Directive -> Gather the lines that hold the string "boundaries".
--- START OF Raw data ---
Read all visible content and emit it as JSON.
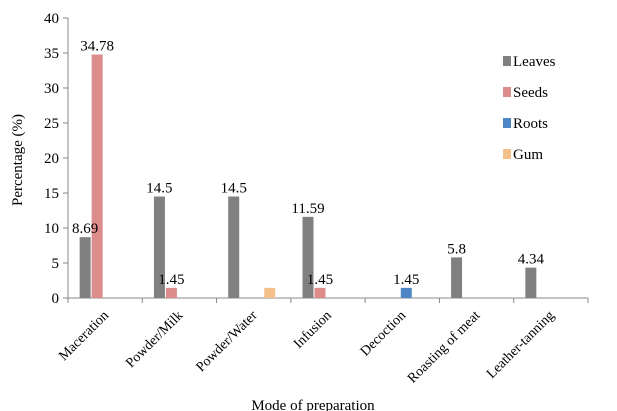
{
  "chart_data": {
    "type": "bar",
    "xlabel": "Mode of preparation",
    "ylabel": "Percentage (%)",
    "ylim": [
      0,
      40
    ],
    "yticks": [
      "0",
      "5",
      "10",
      "15",
      "20",
      "25",
      "30",
      "35",
      "40"
    ],
    "grid": false,
    "legend_position": "top-right",
    "categories": [
      "Maceration",
      "Powder/Milk",
      "Powder/Water",
      "Infusion",
      "Decoction",
      "Roasting of meat",
      "Leather-tanning"
    ],
    "series": [
      {
        "name": "Leaves",
        "color": "#808080",
        "values": [
          8.69,
          14.5,
          14.5,
          11.59,
          null,
          5.8,
          4.34
        ],
        "labels": [
          "8.69",
          "14.5",
          "14.5",
          "11.59",
          "",
          "5.8",
          "4.34"
        ]
      },
      {
        "name": "Seeds",
        "color": "#dd8c8c",
        "values": [
          34.78,
          1.45,
          null,
          1.45,
          null,
          null,
          null
        ],
        "labels": [
          "34.78",
          "1.45",
          "",
          "1.45",
          "",
          "",
          ""
        ]
      },
      {
        "name": "Roots",
        "color": "#4f86c6",
        "values": [
          null,
          null,
          null,
          null,
          1.45,
          null,
          null
        ],
        "labels": [
          "",
          "",
          "",
          "",
          "1.45",
          "",
          ""
        ]
      },
      {
        "name": "Gum",
        "color": "#f3c08a",
        "values": [
          null,
          null,
          1.45,
          null,
          null,
          null,
          null
        ],
        "labels": [
          "",
          "",
          "",
          "",
          "",
          "",
          ""
        ]
      }
    ]
  }
}
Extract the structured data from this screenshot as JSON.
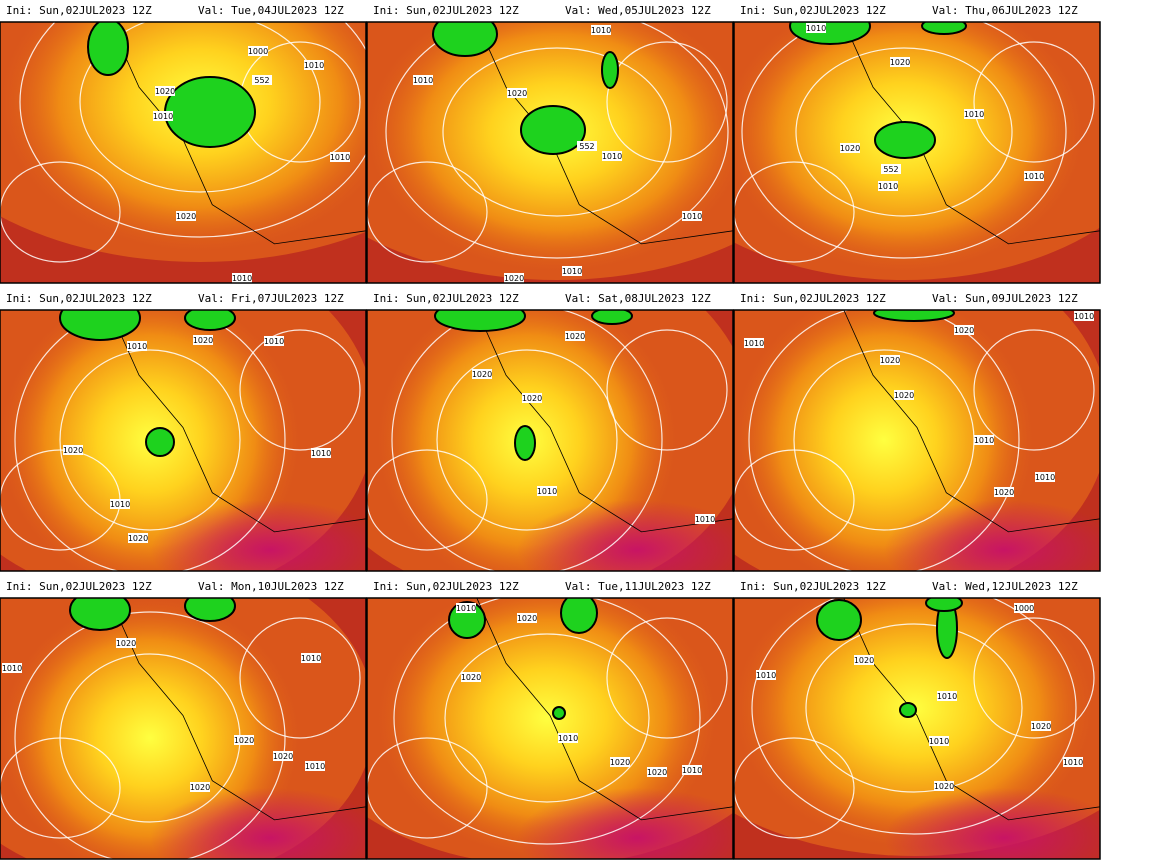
{
  "panels": [
    {
      "ini": "Ini:  Sun,02JUL2023 12Z",
      "val": "Val:  Tue,04JUL2023 12Z",
      "contour_labels": [
        "1000",
        "552",
        "1020",
        "1010",
        "1010",
        "1010",
        "1020",
        "1010"
      ]
    },
    {
      "ini": "Ini:  Sun,02JUL2023 12Z",
      "val": "Val:  Wed,05JUL2023 12Z",
      "contour_labels": [
        "1010",
        "1010",
        "1020",
        "552",
        "1010",
        "1010",
        "1020",
        "1010"
      ]
    },
    {
      "ini": "Ini:  Sun,02JUL2023 12Z",
      "val": "Val:  Thu,06JUL2023 12Z",
      "contour_labels": [
        "1010",
        "1020",
        "1010",
        "1020",
        "552",
        "1010",
        "1010"
      ]
    },
    {
      "ini": "Ini:  Sun,02JUL2023 12Z",
      "val": "Val:  Fri,07JUL2023 12Z",
      "contour_labels": [
        "1010",
        "1020",
        "1010",
        "1020",
        "1010",
        "1010",
        "1020"
      ]
    },
    {
      "ini": "Ini:  Sun,02JUL2023 12Z",
      "val": "Val:  Sat,08JUL2023 12Z",
      "contour_labels": [
        "1020",
        "1020",
        "1020",
        "1010",
        "1010"
      ]
    },
    {
      "ini": "Ini:  Sun,02JUL2023 12Z",
      "val": "Val:  Sun,09JUL2023 12Z",
      "contour_labels": [
        "1010",
        "1010",
        "1020",
        "1020",
        "1010",
        "1010",
        "1020",
        "1020"
      ]
    },
    {
      "ini": "Ini:  Sun,02JUL2023 12Z",
      "val": "Val:  Mon,10JUL2023 12Z",
      "contour_labels": [
        "1020",
        "1010",
        "1010",
        "1020",
        "1020",
        "1010",
        "1020"
      ]
    },
    {
      "ini": "Ini:  Sun,02JUL2023 12Z",
      "val": "Val:  Tue,11JUL2023 12Z",
      "contour_labels": [
        "1010",
        "1020",
        "1020",
        "1010",
        "1020",
        "1020",
        "1010"
      ]
    },
    {
      "ini": "Ini:  Sun,02JUL2023 12Z",
      "val": "Val:  Wed,12JUL2023 12Z",
      "contour_labels": [
        "1000",
        "1020",
        "1010",
        "1010",
        "1010",
        "1020",
        "1020",
        "1010"
      ]
    }
  ]
}
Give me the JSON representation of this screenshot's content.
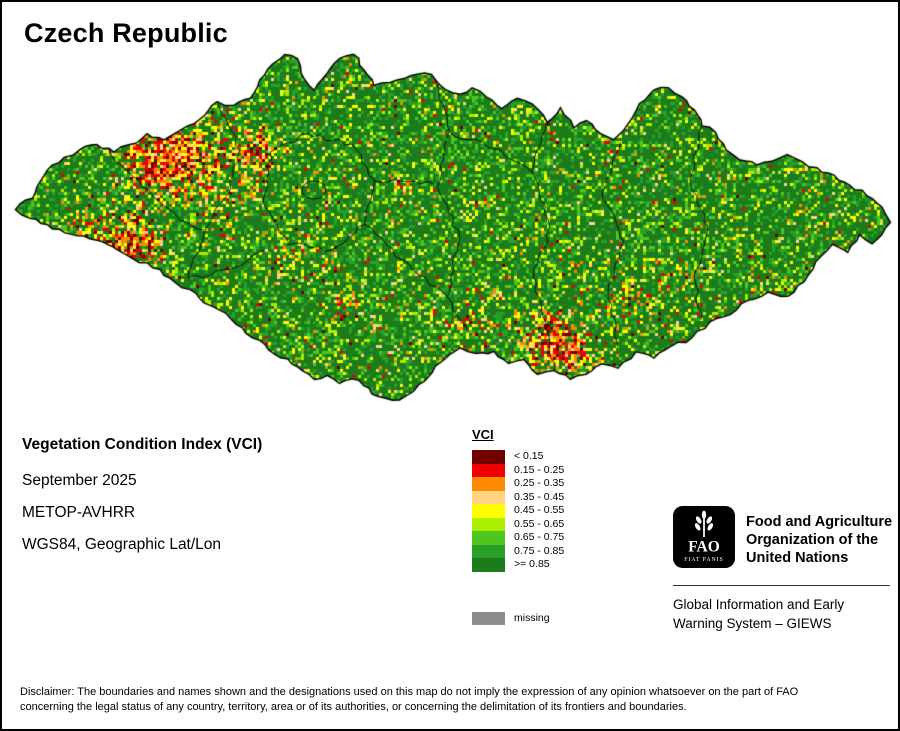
{
  "title": "Czech Republic",
  "info": {
    "line1": "Vegetation Condition Index (VCI)",
    "line2": "September 2025",
    "line3": "METOP-AVHRR",
    "line4": "WGS84, Geographic Lat/Lon"
  },
  "legend": {
    "title": "VCI",
    "items": [
      {
        "label": "< 0.15",
        "color": "#720000"
      },
      {
        "label": "0.15 - 0.25",
        "color": "#ee0000"
      },
      {
        "label": "0.25 - 0.35",
        "color": "#ff8a00"
      },
      {
        "label": "0.35 - 0.45",
        "color": "#ffd37f"
      },
      {
        "label": "0.45 - 0.55",
        "color": "#ffff00"
      },
      {
        "label": "0.55 - 0.65",
        "color": "#aaee00"
      },
      {
        "label": "0.65 - 0.75",
        "color": "#4fc61f"
      },
      {
        "label": "0.75 - 0.85",
        "color": "#28a028"
      },
      {
        "label": ">= 0.85",
        "color": "#1c7c1c"
      }
    ],
    "missing": {
      "label": "missing",
      "color": "#8c8c8c"
    }
  },
  "fao": {
    "logo_text": "FAO",
    "logo_motto": "FIAT PANIS",
    "org_line1": "Food and Agriculture",
    "org_line2": "Organization of the",
    "org_line3": "United Nations",
    "giews_line1": "Global Information and Early",
    "giews_line2": "Warning System – GIEWS"
  },
  "disclaimer": {
    "line1": "Disclaimer: The boundaries and names shown and the designations used on this map do not imply the expression of any opinion whatsoever on the part of FAO",
    "line2": "concerning the legal status of any country, territory, area or of its authorities, or concerning the delimitation of its frontiers and boundaries."
  }
}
--- END OF Raw data ---
Output for this task ->
    "line1": "Disclaimer: The boundaries and names shown and the designations used on this map do not imply the expression of any opinion whatsoever on the part of FAO",
    "line2": "concerning the legal status of any country, territory, area or of its authorities, or concerning the delimitation of its frontiers and boundaries."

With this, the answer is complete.